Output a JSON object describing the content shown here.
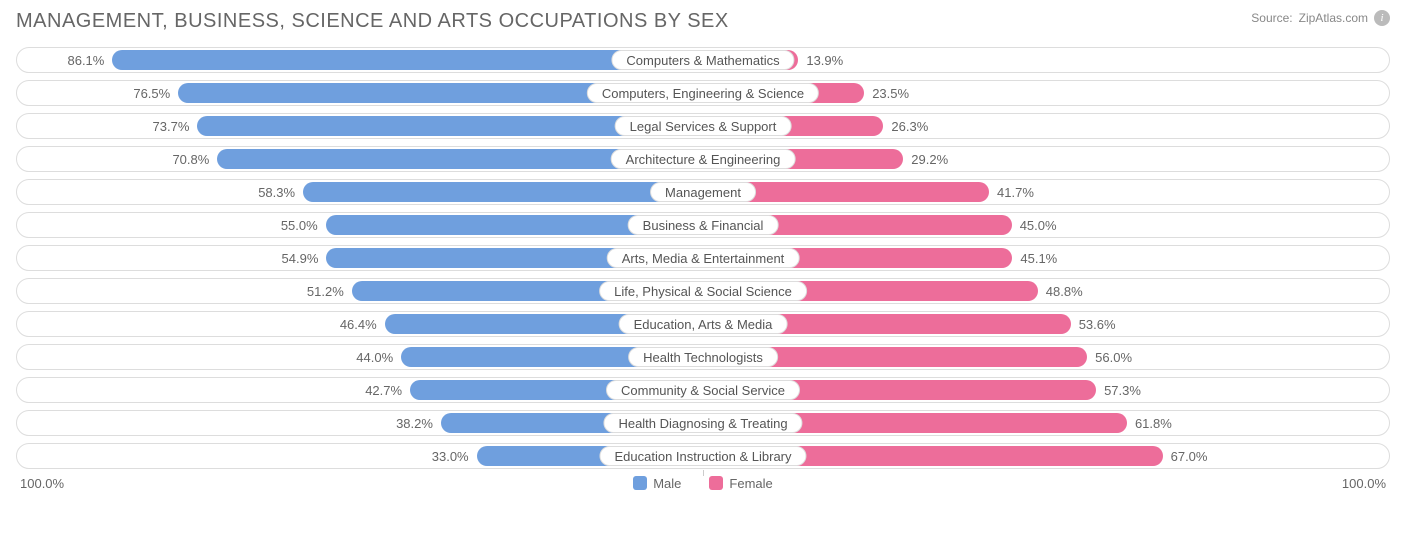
{
  "title": "MANAGEMENT, BUSINESS, SCIENCE AND ARTS OCCUPATIONS BY SEX",
  "source_label": "Source:",
  "source_name": "ZipAtlas.com",
  "chart": {
    "type": "diverging-bar",
    "male_color": "#6f9fde",
    "female_color": "#ed6d9a",
    "track_border": "#dddddd",
    "background_color": "#ffffff",
    "text_color": "#666666",
    "axis_left": "100.0%",
    "axis_right": "100.0%",
    "rows": [
      {
        "label": "Computers & Mathematics",
        "male": 86.1,
        "female": 13.9
      },
      {
        "label": "Computers, Engineering & Science",
        "male": 76.5,
        "female": 23.5
      },
      {
        "label": "Legal Services & Support",
        "male": 73.7,
        "female": 26.3
      },
      {
        "label": "Architecture & Engineering",
        "male": 70.8,
        "female": 29.2
      },
      {
        "label": "Management",
        "male": 58.3,
        "female": 41.7
      },
      {
        "label": "Business & Financial",
        "male": 55.0,
        "female": 45.0
      },
      {
        "label": "Arts, Media & Entertainment",
        "male": 54.9,
        "female": 45.1
      },
      {
        "label": "Life, Physical & Social Science",
        "male": 51.2,
        "female": 48.8
      },
      {
        "label": "Education, Arts & Media",
        "male": 46.4,
        "female": 53.6
      },
      {
        "label": "Health Technologists",
        "male": 44.0,
        "female": 56.0
      },
      {
        "label": "Community & Social Service",
        "male": 42.7,
        "female": 57.3
      },
      {
        "label": "Health Diagnosing & Treating",
        "male": 38.2,
        "female": 61.8
      },
      {
        "label": "Education Instruction & Library",
        "male": 33.0,
        "female": 67.0
      }
    ]
  },
  "legend": {
    "male_label": "Male",
    "female_label": "Female"
  }
}
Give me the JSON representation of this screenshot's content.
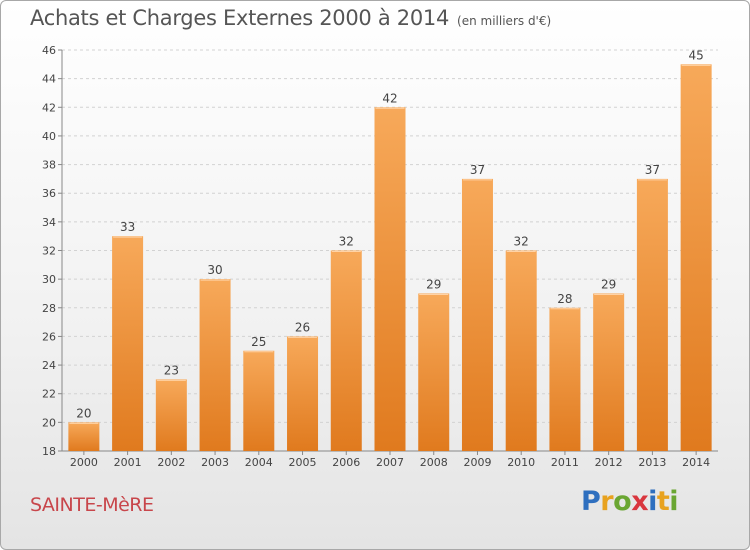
{
  "header": {
    "title": "Achats et Charges Externes 2000 à 2014",
    "subtitle": "(en milliers d'€)"
  },
  "footer": {
    "commune": "SAINTE-MèRE",
    "logo_letters": [
      "P",
      "r",
      "o",
      "x",
      "i",
      "t",
      "i"
    ],
    "logo_colors": [
      "#2e6fbf",
      "#e8a21f",
      "#6aa632",
      "#d9363e",
      "#2e6fbf",
      "#e8a21f",
      "#6aa632"
    ]
  },
  "chart_data": {
    "type": "bar",
    "categories": [
      "2000",
      "2001",
      "2002",
      "2003",
      "2004",
      "2005",
      "2006",
      "2007",
      "2008",
      "2009",
      "2010",
      "2011",
      "2012",
      "2013",
      "2014"
    ],
    "values": [
      20,
      33,
      23,
      30,
      25,
      26,
      32,
      42,
      29,
      37,
      32,
      28,
      29,
      37,
      45
    ],
    "ylim": [
      18,
      46
    ],
    "yticks": [
      18,
      20,
      22,
      24,
      26,
      28,
      30,
      32,
      34,
      36,
      38,
      40,
      42,
      44,
      46
    ],
    "grid": "horizontal dashed",
    "bar_color_top": "#f7a95a",
    "bar_color_bottom": "#e07a1e"
  }
}
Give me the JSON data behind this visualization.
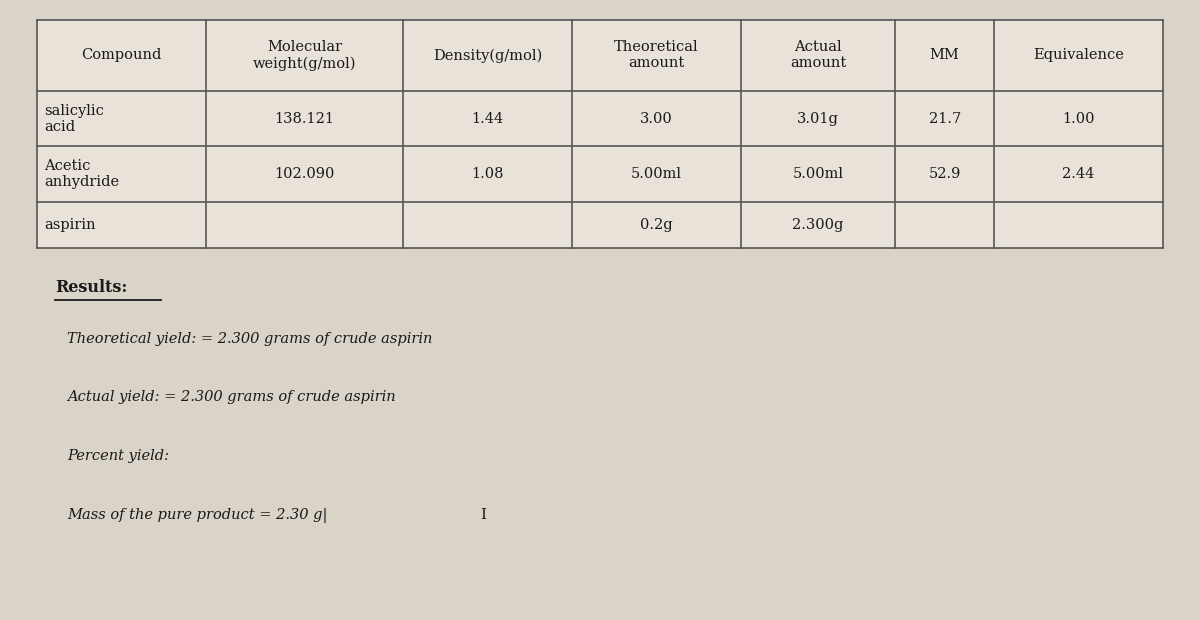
{
  "bg_color": "#d9d3c8",
  "table_bg": "#e8e2d8",
  "text_color": "#1a1a1a",
  "border_color": "#555555",
  "col_headers": [
    "Compound",
    "Molecular\nweight(g/mol)",
    "Density(g/mol)",
    "Theoretical\namount",
    "Actual\namount",
    "MM",
    "Equivalence"
  ],
  "rows": [
    [
      "salicylic\nacid",
      "138.121",
      "1.44",
      "3.00",
      "3.01g",
      "21.7",
      "1.00"
    ],
    [
      "Acetic\nanhydride",
      "102.090",
      "1.08",
      "5.00ml",
      "5.00ml",
      "52.9",
      "2.44"
    ],
    [
      "aspirin",
      "",
      "",
      "0.2g",
      "2.300g",
      "",
      ""
    ]
  ],
  "results_label": "Results:",
  "theoretical_yield": "Theoretical yield: = 2.300 grams of crude aspirin",
  "actual_yield": "Actual yield: = 2.300 grams of crude aspirin",
  "percent_yield": "Percent yield:",
  "mass_line": "Mass of the pure product = 2.30 g|",
  "cursor_symbol": "I"
}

══════

## The request
Read the data above and pull out each line that holds the string "Health".

## Solution to this problem
        "label": "Health Technologists",
        "label": "Health Diagnosing & Treating",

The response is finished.